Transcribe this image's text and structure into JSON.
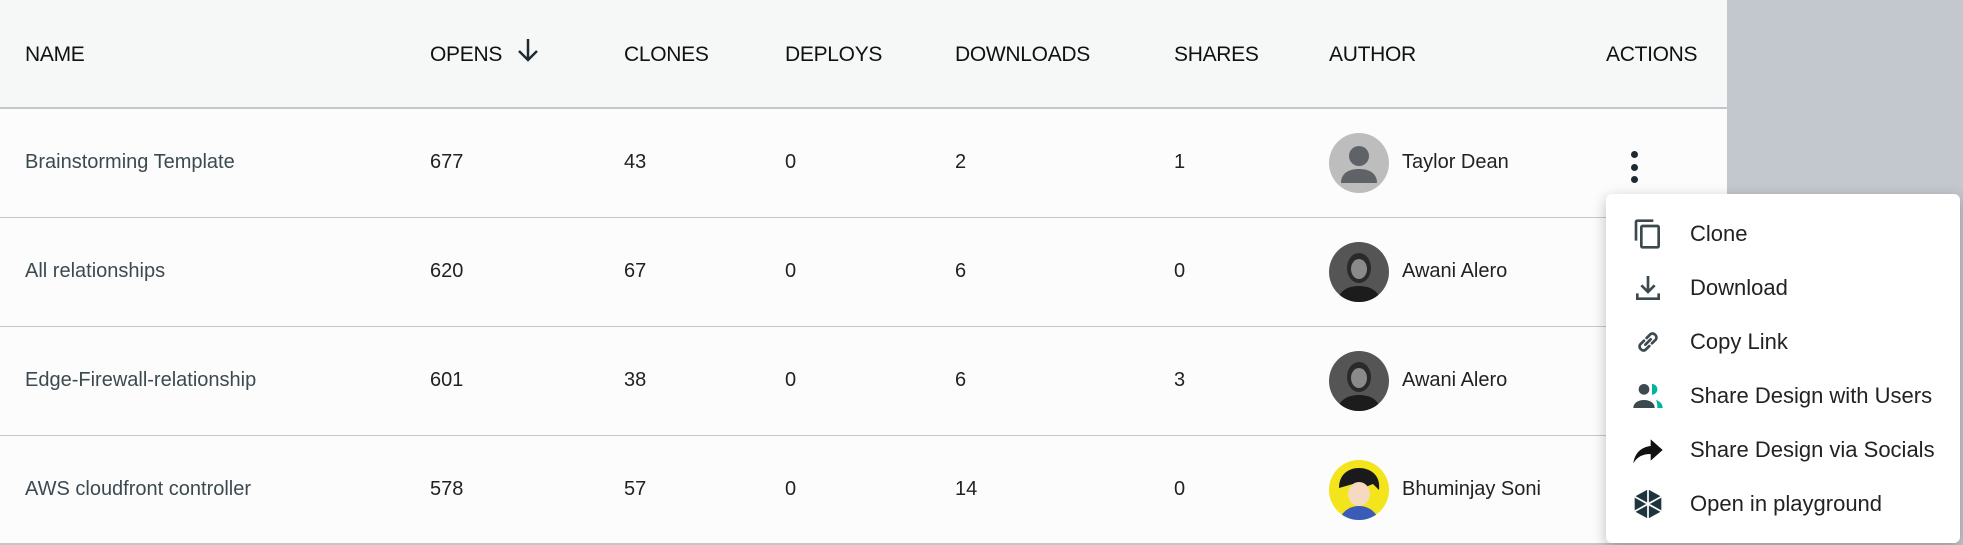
{
  "columns": [
    "NAME",
    "OPENS",
    "CLONES",
    "DEPLOYS",
    "DOWNLOADS",
    "SHARES",
    "AUTHOR",
    "ACTIONS"
  ],
  "sort": {
    "column": "OPENS",
    "direction": "descending",
    "icon": "arrow-down-icon"
  },
  "rows": [
    {
      "name": "Brainstorming Template",
      "opens": "677",
      "clones": "43",
      "deploys": "0",
      "downloads": "2",
      "shares": "1",
      "author": "Taylor Dean"
    },
    {
      "name": "All relationships",
      "opens": "620",
      "clones": "67",
      "deploys": "0",
      "downloads": "6",
      "shares": "0",
      "author": "Awani Alero"
    },
    {
      "name": "Edge-Firewall-relationship",
      "opens": "601",
      "clones": "38",
      "deploys": "0",
      "downloads": "6",
      "shares": "3",
      "author": "Awani Alero"
    },
    {
      "name": "AWS cloudfront controller",
      "opens": "578",
      "clones": "57",
      "deploys": "0",
      "downloads": "14",
      "shares": "0",
      "author": "Bhuminjay Soni"
    }
  ],
  "menu": [
    {
      "label": "Clone",
      "icon": "copy-icon"
    },
    {
      "label": "Download",
      "icon": "download-icon"
    },
    {
      "label": "Copy Link",
      "icon": "link-icon"
    },
    {
      "label": "Share Design with Users",
      "icon": "users-icon"
    },
    {
      "label": "Share Design via Socials",
      "icon": "share-arrow-icon"
    },
    {
      "label": "Open in playground",
      "icon": "playground-icon"
    }
  ],
  "colors": {
    "header_bg": "#f6f7f7",
    "accent": "#00b39f",
    "backdrop": "#c3c8ce"
  }
}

_ _ _

## Given instruction
The material above holds pictures; copy everything else in it exactly.

## Expected output
Transcribe this image's text and structure into JSON.
{
  "columns": [
    "NAME",
    "OPENS",
    "CLONES",
    "DEPLOYS",
    "DOWNLOADS",
    "SHARES",
    "AUTHOR",
    "ACTIONS"
  ],
  "sort": {
    "column": "OPENS",
    "direction": "descending",
    "icon": "arrow-down-icon"
  },
  "rows": [
    {
      "name": "Brainstorming Template",
      "opens": "677",
      "clones": "43",
      "deploys": "0",
      "downloads": "2",
      "shares": "1",
      "author": "Taylor Dean"
    },
    {
      "name": "All relationships",
      "opens": "620",
      "clones": "67",
      "deploys": "0",
      "downloads": "6",
      "shares": "0",
      "author": "Awani Alero"
    },
    {
      "name": "Edge-Firewall-relationship",
      "opens": "601",
      "clones": "38",
      "deploys": "0",
      "downloads": "6",
      "shares": "3",
      "author": "Awani Alero"
    },
    {
      "name": "AWS cloudfront controller",
      "opens": "578",
      "clones": "57",
      "deploys": "0",
      "downloads": "14",
      "shares": "0",
      "author": "Bhuminjay Soni"
    }
  ],
  "menu": [
    {
      "label": "Clone",
      "icon": "copy-icon"
    },
    {
      "label": "Download",
      "icon": "download-icon"
    },
    {
      "label": "Copy Link",
      "icon": "link-icon"
    },
    {
      "label": "Share Design with Users",
      "icon": "users-icon"
    },
    {
      "label": "Share Design via Socials",
      "icon": "share-arrow-icon"
    },
    {
      "label": "Open in playground",
      "icon": "playground-icon"
    }
  ],
  "colors": {
    "header_bg": "#f6f7f7",
    "accent": "#00b39f",
    "backdrop": "#c3c8ce"
  }
}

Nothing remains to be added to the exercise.